TASK GOAL: Repeat the records verbatim and leave the pictures out of your copy.

WORKING DATA:
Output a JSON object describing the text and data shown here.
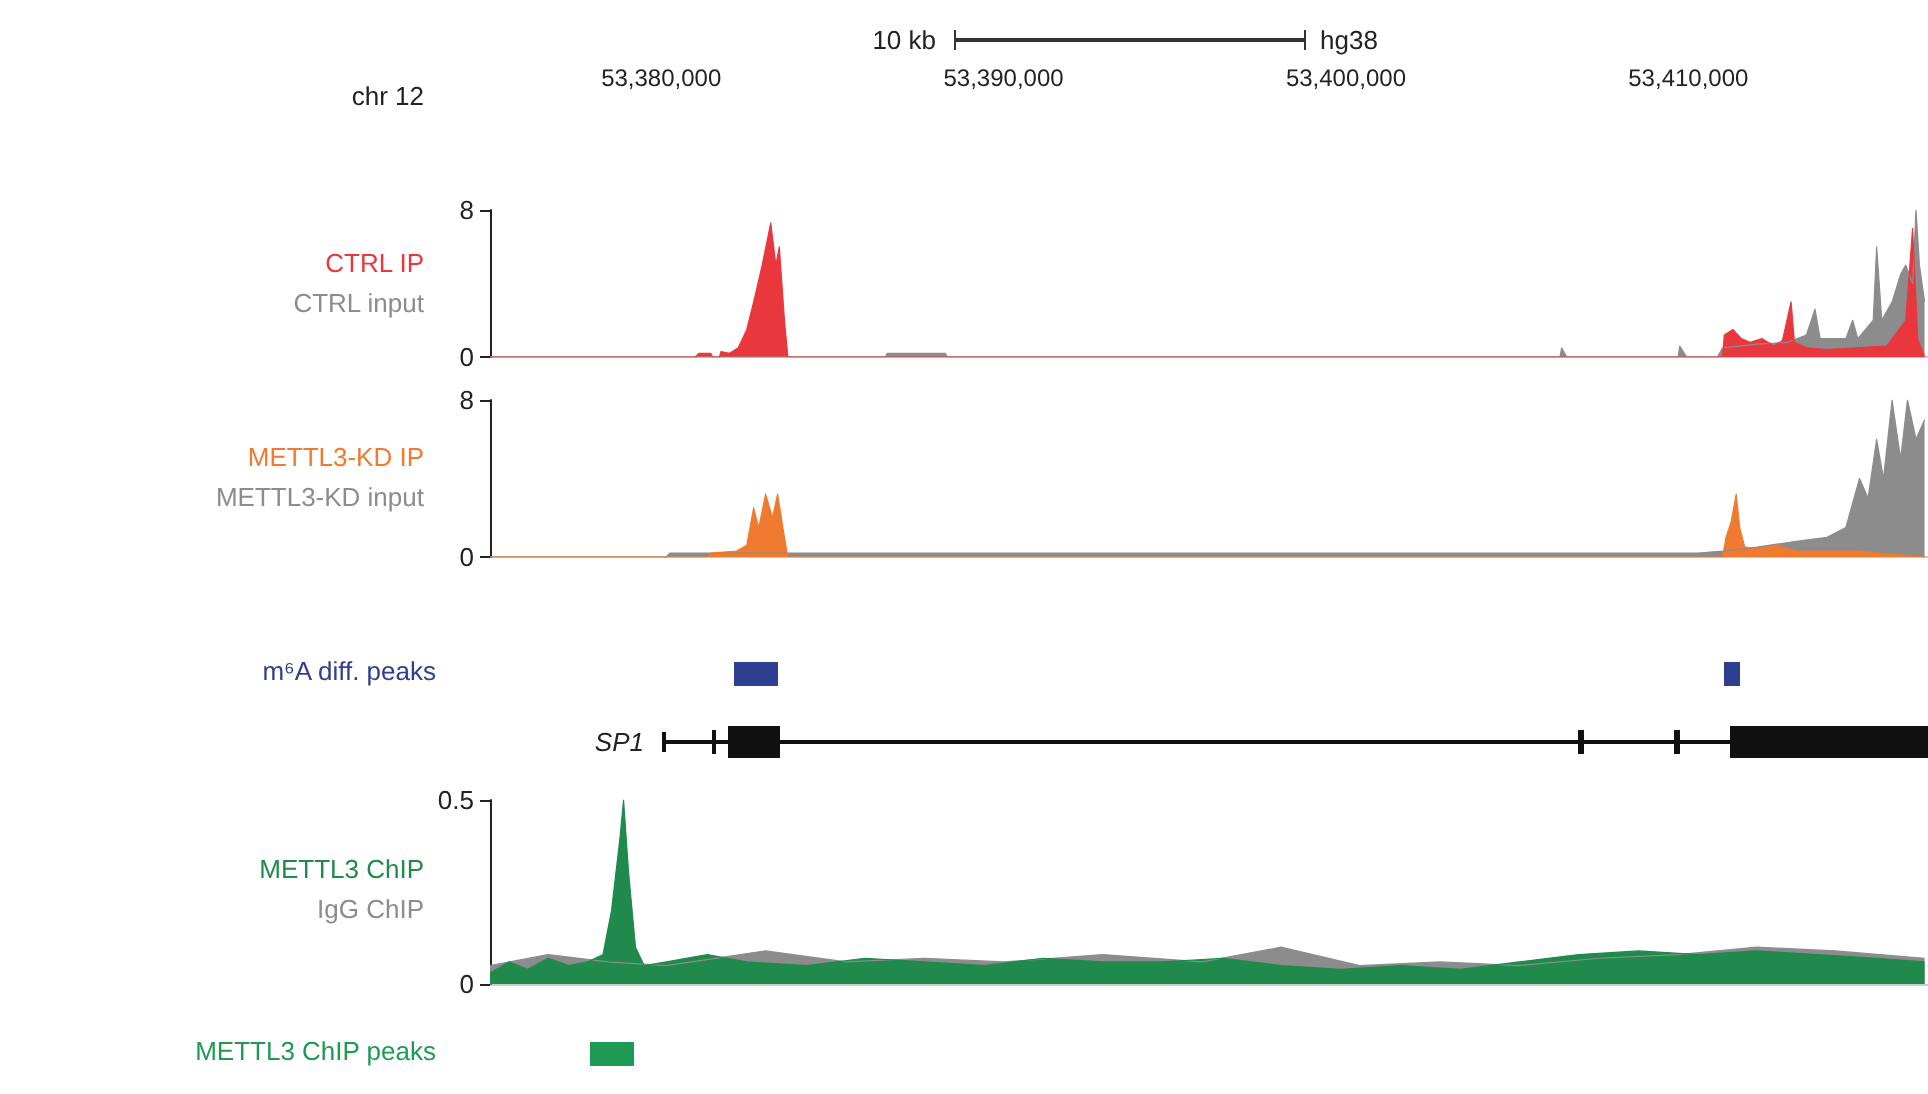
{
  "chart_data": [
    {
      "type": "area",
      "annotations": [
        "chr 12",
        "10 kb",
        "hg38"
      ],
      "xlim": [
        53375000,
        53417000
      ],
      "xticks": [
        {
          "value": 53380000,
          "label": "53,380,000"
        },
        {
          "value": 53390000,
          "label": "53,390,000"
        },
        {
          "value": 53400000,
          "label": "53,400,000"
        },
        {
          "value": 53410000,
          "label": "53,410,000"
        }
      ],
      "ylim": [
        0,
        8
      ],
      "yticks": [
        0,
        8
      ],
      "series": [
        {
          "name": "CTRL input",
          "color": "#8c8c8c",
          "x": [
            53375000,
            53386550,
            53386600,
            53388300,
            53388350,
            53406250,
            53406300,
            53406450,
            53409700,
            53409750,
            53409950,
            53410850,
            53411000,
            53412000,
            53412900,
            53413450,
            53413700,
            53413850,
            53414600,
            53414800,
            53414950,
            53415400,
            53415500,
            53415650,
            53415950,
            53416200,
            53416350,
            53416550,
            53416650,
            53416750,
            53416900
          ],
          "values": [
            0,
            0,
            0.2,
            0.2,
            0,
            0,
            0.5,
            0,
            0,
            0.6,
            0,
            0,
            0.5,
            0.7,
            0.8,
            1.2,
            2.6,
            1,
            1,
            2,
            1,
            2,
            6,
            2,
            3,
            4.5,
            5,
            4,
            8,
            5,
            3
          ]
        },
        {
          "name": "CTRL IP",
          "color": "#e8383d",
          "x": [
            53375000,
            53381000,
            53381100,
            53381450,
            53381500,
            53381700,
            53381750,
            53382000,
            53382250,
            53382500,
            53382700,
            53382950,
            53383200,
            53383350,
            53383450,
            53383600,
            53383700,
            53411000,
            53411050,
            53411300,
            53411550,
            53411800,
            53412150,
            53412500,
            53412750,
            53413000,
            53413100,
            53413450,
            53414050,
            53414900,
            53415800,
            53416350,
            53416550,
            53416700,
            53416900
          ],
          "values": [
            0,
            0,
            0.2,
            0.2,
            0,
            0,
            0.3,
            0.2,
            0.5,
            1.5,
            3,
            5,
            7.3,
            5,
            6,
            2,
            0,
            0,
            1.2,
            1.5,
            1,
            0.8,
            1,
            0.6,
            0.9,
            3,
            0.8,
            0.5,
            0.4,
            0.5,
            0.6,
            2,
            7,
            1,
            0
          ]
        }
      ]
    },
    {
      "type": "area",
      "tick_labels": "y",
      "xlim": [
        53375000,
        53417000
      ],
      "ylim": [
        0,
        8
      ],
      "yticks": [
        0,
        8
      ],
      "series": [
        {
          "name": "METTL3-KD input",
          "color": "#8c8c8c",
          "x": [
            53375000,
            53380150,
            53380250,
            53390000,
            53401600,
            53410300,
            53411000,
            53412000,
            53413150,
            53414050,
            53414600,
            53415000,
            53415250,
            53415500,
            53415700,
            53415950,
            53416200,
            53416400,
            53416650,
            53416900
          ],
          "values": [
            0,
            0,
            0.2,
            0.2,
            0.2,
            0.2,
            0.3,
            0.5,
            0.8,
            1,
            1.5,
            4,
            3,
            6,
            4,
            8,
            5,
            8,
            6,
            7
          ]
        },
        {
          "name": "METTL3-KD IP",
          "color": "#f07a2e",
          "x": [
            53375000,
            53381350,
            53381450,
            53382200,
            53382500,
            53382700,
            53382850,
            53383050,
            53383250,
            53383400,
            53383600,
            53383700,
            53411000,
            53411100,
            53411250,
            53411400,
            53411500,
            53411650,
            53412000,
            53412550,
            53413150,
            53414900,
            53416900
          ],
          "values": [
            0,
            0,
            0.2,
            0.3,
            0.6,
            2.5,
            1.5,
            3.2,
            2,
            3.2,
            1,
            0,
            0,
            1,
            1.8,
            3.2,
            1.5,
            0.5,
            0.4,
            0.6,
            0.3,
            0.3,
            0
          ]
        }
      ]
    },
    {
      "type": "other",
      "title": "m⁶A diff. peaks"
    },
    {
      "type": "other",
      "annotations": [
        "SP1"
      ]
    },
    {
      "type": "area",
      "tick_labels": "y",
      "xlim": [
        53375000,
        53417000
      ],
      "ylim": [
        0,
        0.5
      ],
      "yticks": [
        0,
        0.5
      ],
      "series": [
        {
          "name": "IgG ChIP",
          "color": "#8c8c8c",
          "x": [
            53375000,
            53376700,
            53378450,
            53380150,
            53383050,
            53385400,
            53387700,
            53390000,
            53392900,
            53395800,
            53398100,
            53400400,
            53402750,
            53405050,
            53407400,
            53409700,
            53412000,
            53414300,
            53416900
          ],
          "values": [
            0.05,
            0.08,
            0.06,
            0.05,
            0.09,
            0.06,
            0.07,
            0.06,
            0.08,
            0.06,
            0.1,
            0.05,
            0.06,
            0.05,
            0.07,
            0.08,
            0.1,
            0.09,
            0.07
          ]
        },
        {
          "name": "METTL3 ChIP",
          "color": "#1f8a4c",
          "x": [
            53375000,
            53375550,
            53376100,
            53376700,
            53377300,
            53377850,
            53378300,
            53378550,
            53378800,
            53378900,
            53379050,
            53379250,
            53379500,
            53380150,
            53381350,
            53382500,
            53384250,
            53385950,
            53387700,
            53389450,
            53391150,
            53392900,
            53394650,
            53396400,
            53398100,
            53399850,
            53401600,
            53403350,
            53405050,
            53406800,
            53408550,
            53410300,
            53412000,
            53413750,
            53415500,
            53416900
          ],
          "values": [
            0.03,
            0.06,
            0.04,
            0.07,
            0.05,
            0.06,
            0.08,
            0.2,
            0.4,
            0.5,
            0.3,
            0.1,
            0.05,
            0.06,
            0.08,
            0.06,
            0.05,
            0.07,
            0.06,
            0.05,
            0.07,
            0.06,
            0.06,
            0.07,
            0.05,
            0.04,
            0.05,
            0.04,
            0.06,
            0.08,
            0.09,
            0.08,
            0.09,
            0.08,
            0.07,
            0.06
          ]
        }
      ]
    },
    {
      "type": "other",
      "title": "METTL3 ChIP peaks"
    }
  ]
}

TASK OUTPUT:
Output a JSON object describing the text and data shown here.
{
  "chart_data": [
    {
      "type": "area",
      "annotations": [
        "chr 12",
        "10 kb",
        "hg38"
      ],
      "xlim": [
        53375000,
        53417000
      ],
      "xticks": [
        {
          "value": 53380000,
          "label": "53,380,000"
        },
        {
          "value": 53390000,
          "label": "53,390,000"
        },
        {
          "value": 53400000,
          "label": "53,400,000"
        },
        {
          "value": 53410000,
          "label": "53,410,000"
        }
      ],
      "ylim": [
        0,
        8
      ],
      "yticks": [
        0,
        8
      ],
      "series": [
        {
          "name": "CTRL input",
          "color": "#8c8c8c",
          "x": [
            53375000,
            53386550,
            53386600,
            53388300,
            53388350,
            53406250,
            53406300,
            53406450,
            53409700,
            53409750,
            53409950,
            53410850,
            53411000,
            53412000,
            53412900,
            53413450,
            53413700,
            53413850,
            53414600,
            53414800,
            53414950,
            53415400,
            53415500,
            53415650,
            53415950,
            53416200,
            53416350,
            53416550,
            53416650,
            53416750,
            53416900
          ],
          "values": [
            0,
            0,
            0.2,
            0.2,
            0,
            0,
            0.5,
            0,
            0,
            0.6,
            0,
            0,
            0.5,
            0.7,
            0.8,
            1.2,
            2.6,
            1,
            1,
            2,
            1,
            2,
            6,
            2,
            3,
            4.5,
            5,
            4,
            8,
            5,
            3
          ]
        },
        {
          "name": "CTRL IP",
          "color": "#e8383d",
          "x": [
            53375000,
            53381000,
            53381100,
            53381450,
            53381500,
            53381700,
            53381750,
            53382000,
            53382250,
            53382500,
            53382700,
            53382950,
            53383200,
            53383350,
            53383450,
            53383600,
            53383700,
            53411000,
            53411050,
            53411300,
            53411550,
            53411800,
            53412150,
            53412500,
            53412750,
            53413000,
            53413100,
            53413450,
            53414050,
            53414900,
            53415800,
            53416350,
            53416550,
            53416700,
            53416900
          ],
          "values": [
            0,
            0,
            0.2,
            0.2,
            0,
            0,
            0.3,
            0.2,
            0.5,
            1.5,
            3,
            5,
            7.3,
            5,
            6,
            2,
            0,
            0,
            1.2,
            1.5,
            1,
            0.8,
            1,
            0.6,
            0.9,
            3,
            0.8,
            0.5,
            0.4,
            0.5,
            0.6,
            2,
            7,
            1,
            0
          ]
        }
      ]
    },
    {
      "type": "area",
      "tick_labels": "y",
      "xlim": [
        53375000,
        53417000
      ],
      "ylim": [
        0,
        8
      ],
      "yticks": [
        0,
        8
      ],
      "series": [
        {
          "name": "METTL3-KD input",
          "color": "#8c8c8c",
          "x": [
            53375000,
            53380150,
            53380250,
            53390000,
            53401600,
            53410300,
            53411000,
            53412000,
            53413150,
            53414050,
            53414600,
            53415000,
            53415250,
            53415500,
            53415700,
            53415950,
            53416200,
            53416400,
            53416650,
            53416900
          ],
          "values": [
            0,
            0,
            0.2,
            0.2,
            0.2,
            0.2,
            0.3,
            0.5,
            0.8,
            1,
            1.5,
            4,
            3,
            6,
            4,
            8,
            5,
            8,
            6,
            7
          ]
        },
        {
          "name": "METTL3-KD IP",
          "color": "#f07a2e",
          "x": [
            53375000,
            53381350,
            53381450,
            53382200,
            53382500,
            53382700,
            53382850,
            53383050,
            53383250,
            53383400,
            53383600,
            53383700,
            53411000,
            53411100,
            53411250,
            53411400,
            53411500,
            53411650,
            53412000,
            53412550,
            53413150,
            53414900,
            53416900
          ],
          "values": [
            0,
            0,
            0.2,
            0.3,
            0.6,
            2.5,
            1.5,
            3.2,
            2,
            3.2,
            1,
            0,
            0,
            1,
            1.8,
            3.2,
            1.5,
            0.5,
            0.4,
            0.6,
            0.3,
            0.3,
            0
          ]
        }
      ]
    },
    {
      "type": "other",
      "title": "m⁶A diff. peaks"
    },
    {
      "type": "other",
      "annotations": [
        "SP1"
      ]
    },
    {
      "type": "area",
      "tick_labels": "y",
      "xlim": [
        53375000,
        53417000
      ],
      "ylim": [
        0,
        0.5
      ],
      "yticks": [
        0,
        0.5
      ],
      "series": [
        {
          "name": "IgG ChIP",
          "color": "#8c8c8c",
          "x": [
            53375000,
            53376700,
            53378450,
            53380150,
            53383050,
            53385400,
            53387700,
            53390000,
            53392900,
            53395800,
            53398100,
            53400400,
            53402750,
            53405050,
            53407400,
            53409700,
            53412000,
            53414300,
            53416900
          ],
          "values": [
            0.05,
            0.08,
            0.06,
            0.05,
            0.09,
            0.06,
            0.07,
            0.06,
            0.08,
            0.06,
            0.1,
            0.05,
            0.06,
            0.05,
            0.07,
            0.08,
            0.1,
            0.09,
            0.07
          ]
        },
        {
          "name": "METTL3 ChIP",
          "color": "#1f8a4c",
          "x": [
            53375000,
            53375550,
            53376100,
            53376700,
            53377300,
            53377850,
            53378300,
            53378550,
            53378800,
            53378900,
            53379050,
            53379250,
            53379500,
            53380150,
            53381350,
            53382500,
            53384250,
            53385950,
            53387700,
            53389450,
            53391150,
            53392900,
            53394650,
            53396400,
            53398100,
            53399850,
            53401600,
            53403350,
            53405050,
            53406800,
            53408550,
            53410300,
            53412000,
            53413750,
            53415500,
            53416900
          ],
          "values": [
            0.03,
            0.06,
            0.04,
            0.07,
            0.05,
            0.06,
            0.08,
            0.2,
            0.4,
            0.5,
            0.3,
            0.1,
            0.05,
            0.06,
            0.08,
            0.06,
            0.05,
            0.07,
            0.06,
            0.05,
            0.07,
            0.06,
            0.06,
            0.07,
            0.05,
            0.04,
            0.05,
            0.04,
            0.06,
            0.08,
            0.09,
            0.08,
            0.09,
            0.08,
            0.07,
            0.06
          ]
        }
      ]
    },
    {
      "type": "other",
      "title": "METTL3 ChIP peaks"
    }
  ]
}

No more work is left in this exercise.